Copy out the lines below, replacing each "figure" with "drawing" and leaving everything else unchanged.

START Provided material

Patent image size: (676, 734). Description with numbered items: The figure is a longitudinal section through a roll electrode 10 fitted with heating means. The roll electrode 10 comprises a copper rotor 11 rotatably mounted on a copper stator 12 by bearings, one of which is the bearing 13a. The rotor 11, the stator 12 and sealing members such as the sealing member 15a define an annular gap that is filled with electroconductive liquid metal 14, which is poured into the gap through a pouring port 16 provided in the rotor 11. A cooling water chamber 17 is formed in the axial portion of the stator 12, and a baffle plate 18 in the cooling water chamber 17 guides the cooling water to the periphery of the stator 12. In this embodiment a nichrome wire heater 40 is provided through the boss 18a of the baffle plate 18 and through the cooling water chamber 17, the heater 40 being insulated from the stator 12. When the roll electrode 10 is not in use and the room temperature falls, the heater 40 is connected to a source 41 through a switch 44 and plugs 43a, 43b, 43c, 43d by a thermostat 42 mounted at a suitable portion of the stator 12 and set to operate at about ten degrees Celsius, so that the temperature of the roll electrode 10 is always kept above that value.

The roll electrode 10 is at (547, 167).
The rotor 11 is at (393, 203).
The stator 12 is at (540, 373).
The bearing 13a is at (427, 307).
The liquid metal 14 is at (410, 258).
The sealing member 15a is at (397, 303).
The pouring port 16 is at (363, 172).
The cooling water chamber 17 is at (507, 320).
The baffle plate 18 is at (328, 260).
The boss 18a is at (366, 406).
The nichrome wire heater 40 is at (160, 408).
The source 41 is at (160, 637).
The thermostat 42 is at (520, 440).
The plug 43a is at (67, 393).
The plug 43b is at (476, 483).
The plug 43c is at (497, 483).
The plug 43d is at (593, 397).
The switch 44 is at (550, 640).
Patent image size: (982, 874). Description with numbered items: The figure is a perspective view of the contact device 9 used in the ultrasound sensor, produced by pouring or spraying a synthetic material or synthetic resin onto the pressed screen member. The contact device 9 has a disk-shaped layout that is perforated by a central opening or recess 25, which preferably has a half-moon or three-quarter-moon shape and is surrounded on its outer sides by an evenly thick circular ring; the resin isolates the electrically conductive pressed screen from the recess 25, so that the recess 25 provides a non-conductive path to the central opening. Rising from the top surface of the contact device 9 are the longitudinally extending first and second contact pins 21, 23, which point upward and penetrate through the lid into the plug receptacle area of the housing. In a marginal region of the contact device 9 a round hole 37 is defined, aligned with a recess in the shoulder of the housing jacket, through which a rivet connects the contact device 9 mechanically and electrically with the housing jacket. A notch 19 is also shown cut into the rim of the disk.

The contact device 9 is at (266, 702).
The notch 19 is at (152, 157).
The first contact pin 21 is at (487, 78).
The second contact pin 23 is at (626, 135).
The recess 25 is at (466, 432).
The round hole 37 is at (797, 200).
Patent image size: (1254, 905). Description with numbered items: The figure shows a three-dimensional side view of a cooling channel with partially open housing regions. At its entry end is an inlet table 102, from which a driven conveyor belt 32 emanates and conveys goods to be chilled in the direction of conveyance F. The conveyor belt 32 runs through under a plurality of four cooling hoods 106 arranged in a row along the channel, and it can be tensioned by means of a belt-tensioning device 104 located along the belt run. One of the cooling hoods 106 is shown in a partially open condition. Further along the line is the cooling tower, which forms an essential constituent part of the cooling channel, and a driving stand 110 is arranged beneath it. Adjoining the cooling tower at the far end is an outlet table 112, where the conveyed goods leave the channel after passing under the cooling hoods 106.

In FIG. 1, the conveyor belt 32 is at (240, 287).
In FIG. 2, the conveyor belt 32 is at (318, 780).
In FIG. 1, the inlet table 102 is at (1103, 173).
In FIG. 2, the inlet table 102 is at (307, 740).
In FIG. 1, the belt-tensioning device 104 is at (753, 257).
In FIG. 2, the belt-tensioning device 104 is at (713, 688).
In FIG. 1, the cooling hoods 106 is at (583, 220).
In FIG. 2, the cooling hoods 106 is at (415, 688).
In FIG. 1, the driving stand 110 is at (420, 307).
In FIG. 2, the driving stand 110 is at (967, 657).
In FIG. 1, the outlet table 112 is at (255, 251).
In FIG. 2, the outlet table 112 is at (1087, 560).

END Provided material

Solution for this exercise:
Patent image size: (676, 734). Description with numbered items: The drawing is a longitudinal section through a roll electrode 10 fitted with heating means. The roll electrode 10 comprises a copper rotor 11 rotatably mounted on a copper stator 12 by bearings, one of which is the bearing 13a. The rotor 11, the stator 12 and sealing members such as the sealing member 15a define an annular gap that is filled with electroconductive liquid metal 14, which is poured into the gap through a pouring port 16 provided in the rotor 11. A cooling water chamber 17 is formed in the axial portion of the stator 12, and a baffle plate 18 in the cooling water chamber 17 guides the cooling water to the periphery of the stator 12. In this embodiment a nichrome wire heater 40 is provided through the boss 18a of the baffle plate 18 and through the cooling water chamber 17, the heater 40 being insulated from the stator 12. When the roll electrode 10 is not in use and the room temperature falls, the heater 40 is connected to a source 41 through a switch 44 and plugs 43a, 43b, 43c, 43d by a thermostat 42 mounted at a suitable portion of the stator 12 and set to operate at about ten degrees Celsius, so that the temperature of the roll electrode 10 is always kept above that value.

The roll electrode 10 is at (547, 167).
The rotor 11 is at (393, 203).
The stator 12 is at (540, 373).
The bearing 13a is at (427, 307).
The liquid metal 14 is at (410, 258).
The sealing member 15a is at (397, 303).
The pouring port 16 is at (363, 172).
The cooling water chamber 17 is at (507, 320).
The baffle plate 18 is at (328, 260).
The boss 18a is at (366, 406).
The nichrome wire heater 40 is at (160, 408).
The source 41 is at (160, 637).
The thermostat 42 is at (520, 440).
The plug 43a is at (67, 393).
The plug 43b is at (476, 483).
The plug 43c is at (497, 483).
The plug 43d is at (593, 397).
The switch 44 is at (550, 640).
Patent image size: (982, 874). Description with numbered items: The drawing is a perspective view of the contact device 9 used in the ultrasound sensor, produced by pouring or spraying a synthetic material or synthetic resin onto the pressed screen member. The contact device 9 has a disk-shaped layout that is perforated by a central opening or recess 25, which preferably has a half-moon or three-quarter-moon shape and is surrounded on its outer sides by an evenly thick circular ring; the resin isolates the electrically conductive pressed screen from the recess 25, so that the recess 25 provides a non-conductive path to the central opening. Rising from the top surface of the contact device 9 are the longitudinally extending first and second contact pins 21, 23, which point upward and penetrate through the lid into the plug receptacle area of the housing. In a marginal region of the contact device 9 a round hole 37 is defined, aligned with a recess in the shoulder of the housing jacket, through which a rivet connects the contact device 9 mechanically and electrically with the housing jacket. A notch 19 is also shown cut into the rim of the disk.

The contact device 9 is at (266, 702).
The notch 19 is at (152, 157).
The first contact pin 21 is at (487, 78).
The second contact pin 23 is at (626, 135).
The recess 25 is at (466, 432).
The round hole 37 is at (797, 200).
Patent image size: (1254, 905). Description with numbered items: The drawing shows a three-dimensional side view of a cooling channel with partially open housing regions. At its entry end is an inlet table 102, from which a driven conveyor belt 32 emanates and conveys goods to be chilled in the direction of conveyance F. The conveyor belt 32 runs through under a plurality of four cooling hoods 106 arranged in a row along the channel, and it can be tensioned by means of a belt-tensioning device 104 located along the belt run. One of the cooling hoods 106 is shown in a partially open condition. Further along the line is the cooling tower, which forms an essential constituent part of the cooling channel, and a driving stand 110 is arranged beneath it. Adjoining the cooling tower at the far end is an outlet table 112, where the conveyed goods leave the channel after passing under the cooling hoods 106.

In FIG. 1, the conveyor belt 32 is at (240, 287).
In FIG. 2, the conveyor belt 32 is at (318, 780).
In FIG. 1, the inlet table 102 is at (1103, 173).
In FIG. 2, the inlet table 102 is at (307, 740).
In FIG. 1, the belt-tensioning device 104 is at (753, 257).
In FIG. 2, the belt-tensioning device 104 is at (713, 688).
In FIG. 1, the cooling hoods 106 is at (583, 220).
In FIG. 2, the cooling hoods 106 is at (415, 688).
In FIG. 1, the driving stand 110 is at (420, 307).
In FIG. 2, the driving stand 110 is at (967, 657).
In FIG. 1, the outlet table 112 is at (255, 251).
In FIG. 2, the outlet table 112 is at (1087, 560).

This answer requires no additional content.